Stated task:
Decide whether each statement agrees with the passage on early flight below, answering yes or no and quoting the words of the passage that decide it. 1. The imagined aviator lives sometime around 300BC. 2. By that time someone had already come close to heavier-than-air flight. 3. The theorists already knew what the flying animals had in common.

Provided text:
====

1) Here his how that story begins:
    Imagine you were a budding aviator of ancient Greece living sometime around 300BC. No one has yet come close to producing "heavier than air" flight and so you are engaged in an ongoing debate about the imminence of this (as yet fictional) mode of transportation for humans. In your camp (let us call them the "theorists") it was argued that whatever it took to fly must be a soluble problem: after all, living creatures of such a variety of kinds demonstrated that very ability - birds, insects, some mammals. Further, so you argued, we had huge gaps in our understanding of flight. Indeed - it seemed we did not know the first thing about it (aside from the fact it had to be possible). This claim was made by you and the theorists, as thus far in their attempt to fly humans had only ever experienced falling. Perhaps, you suggested, these flying animals about us had something in common? You did not know (yet) what. But that knowledge was there to be had somewhere - it had to be - and perhaps when it was discovered everyone would say: oh, how did we ever miss that?

====

Listed entries:

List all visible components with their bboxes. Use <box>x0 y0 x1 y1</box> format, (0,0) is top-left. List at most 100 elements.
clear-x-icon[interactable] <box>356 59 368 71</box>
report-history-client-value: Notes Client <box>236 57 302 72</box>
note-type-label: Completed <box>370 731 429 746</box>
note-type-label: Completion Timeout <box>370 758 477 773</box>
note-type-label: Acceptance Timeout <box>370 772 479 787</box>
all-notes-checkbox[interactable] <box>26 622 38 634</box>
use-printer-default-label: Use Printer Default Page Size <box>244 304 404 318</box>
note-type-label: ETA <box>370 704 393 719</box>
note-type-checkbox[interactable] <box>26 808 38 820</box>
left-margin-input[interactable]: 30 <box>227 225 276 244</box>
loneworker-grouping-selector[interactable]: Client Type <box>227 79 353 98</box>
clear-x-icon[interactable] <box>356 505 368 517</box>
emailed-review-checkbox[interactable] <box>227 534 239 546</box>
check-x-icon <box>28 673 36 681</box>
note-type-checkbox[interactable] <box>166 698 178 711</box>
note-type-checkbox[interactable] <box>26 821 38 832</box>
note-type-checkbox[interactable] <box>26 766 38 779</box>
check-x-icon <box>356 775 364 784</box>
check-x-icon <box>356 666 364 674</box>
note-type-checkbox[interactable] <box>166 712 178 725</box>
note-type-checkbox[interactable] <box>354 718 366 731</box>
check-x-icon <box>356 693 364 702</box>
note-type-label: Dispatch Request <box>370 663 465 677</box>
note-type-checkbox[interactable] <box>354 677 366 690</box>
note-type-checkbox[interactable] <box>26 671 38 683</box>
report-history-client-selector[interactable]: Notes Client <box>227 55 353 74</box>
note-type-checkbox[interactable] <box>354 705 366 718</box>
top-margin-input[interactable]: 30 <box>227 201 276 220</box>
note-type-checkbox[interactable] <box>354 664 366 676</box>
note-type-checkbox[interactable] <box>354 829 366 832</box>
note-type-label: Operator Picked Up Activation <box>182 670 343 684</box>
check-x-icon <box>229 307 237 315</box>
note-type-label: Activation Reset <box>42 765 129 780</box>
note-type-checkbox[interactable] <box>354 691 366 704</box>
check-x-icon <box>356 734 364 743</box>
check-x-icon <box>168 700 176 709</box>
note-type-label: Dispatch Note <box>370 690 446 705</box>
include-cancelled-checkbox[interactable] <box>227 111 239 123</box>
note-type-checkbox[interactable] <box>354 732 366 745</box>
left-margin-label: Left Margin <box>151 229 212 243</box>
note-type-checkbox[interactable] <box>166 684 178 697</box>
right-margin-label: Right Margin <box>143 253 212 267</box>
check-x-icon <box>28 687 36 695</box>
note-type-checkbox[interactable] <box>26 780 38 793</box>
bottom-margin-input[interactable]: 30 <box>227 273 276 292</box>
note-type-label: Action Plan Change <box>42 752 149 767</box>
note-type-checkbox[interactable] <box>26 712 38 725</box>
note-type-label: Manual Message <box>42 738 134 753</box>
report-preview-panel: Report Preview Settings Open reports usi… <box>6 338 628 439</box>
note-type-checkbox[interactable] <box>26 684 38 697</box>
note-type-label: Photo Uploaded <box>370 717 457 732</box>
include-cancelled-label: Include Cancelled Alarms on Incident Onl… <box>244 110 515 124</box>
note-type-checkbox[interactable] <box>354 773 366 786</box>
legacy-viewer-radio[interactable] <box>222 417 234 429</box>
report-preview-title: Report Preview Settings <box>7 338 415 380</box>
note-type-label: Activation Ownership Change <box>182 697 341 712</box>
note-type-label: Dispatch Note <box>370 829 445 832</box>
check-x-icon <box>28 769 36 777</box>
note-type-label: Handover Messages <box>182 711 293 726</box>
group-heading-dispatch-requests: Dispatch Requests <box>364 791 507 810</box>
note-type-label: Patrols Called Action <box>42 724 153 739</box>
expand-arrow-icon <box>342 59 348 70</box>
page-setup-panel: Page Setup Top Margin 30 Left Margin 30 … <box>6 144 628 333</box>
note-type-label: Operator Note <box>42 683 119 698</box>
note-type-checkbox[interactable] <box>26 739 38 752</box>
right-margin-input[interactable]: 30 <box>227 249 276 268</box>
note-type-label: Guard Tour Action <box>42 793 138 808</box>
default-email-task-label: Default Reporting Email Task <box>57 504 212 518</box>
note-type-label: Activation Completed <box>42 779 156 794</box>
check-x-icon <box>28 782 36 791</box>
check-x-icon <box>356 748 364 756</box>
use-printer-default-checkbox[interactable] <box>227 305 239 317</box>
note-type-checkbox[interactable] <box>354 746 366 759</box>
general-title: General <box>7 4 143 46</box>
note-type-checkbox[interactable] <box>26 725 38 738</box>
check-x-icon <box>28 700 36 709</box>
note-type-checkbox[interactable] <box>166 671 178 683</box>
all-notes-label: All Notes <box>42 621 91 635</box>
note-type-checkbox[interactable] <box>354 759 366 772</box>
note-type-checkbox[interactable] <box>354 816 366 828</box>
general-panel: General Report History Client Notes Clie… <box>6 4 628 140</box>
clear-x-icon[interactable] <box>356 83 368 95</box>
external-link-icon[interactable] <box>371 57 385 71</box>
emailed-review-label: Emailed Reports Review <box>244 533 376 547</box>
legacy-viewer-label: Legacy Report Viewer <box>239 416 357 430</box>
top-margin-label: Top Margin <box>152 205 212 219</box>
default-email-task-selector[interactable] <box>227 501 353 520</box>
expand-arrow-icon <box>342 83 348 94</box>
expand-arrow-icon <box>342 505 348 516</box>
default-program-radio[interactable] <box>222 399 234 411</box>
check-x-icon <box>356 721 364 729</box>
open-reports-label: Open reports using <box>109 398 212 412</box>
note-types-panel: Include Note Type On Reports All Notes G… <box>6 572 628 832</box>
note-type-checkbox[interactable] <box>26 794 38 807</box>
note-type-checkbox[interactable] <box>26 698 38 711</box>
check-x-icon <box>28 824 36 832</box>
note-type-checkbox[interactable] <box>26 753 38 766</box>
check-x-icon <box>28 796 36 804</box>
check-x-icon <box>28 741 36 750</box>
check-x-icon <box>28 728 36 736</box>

====

Task solution:
1. Yes: "living sometime around 300BC."
2. No: "No one has yet come close to producing "heavier than air" flight."
3. No: "You did not know (yet) what."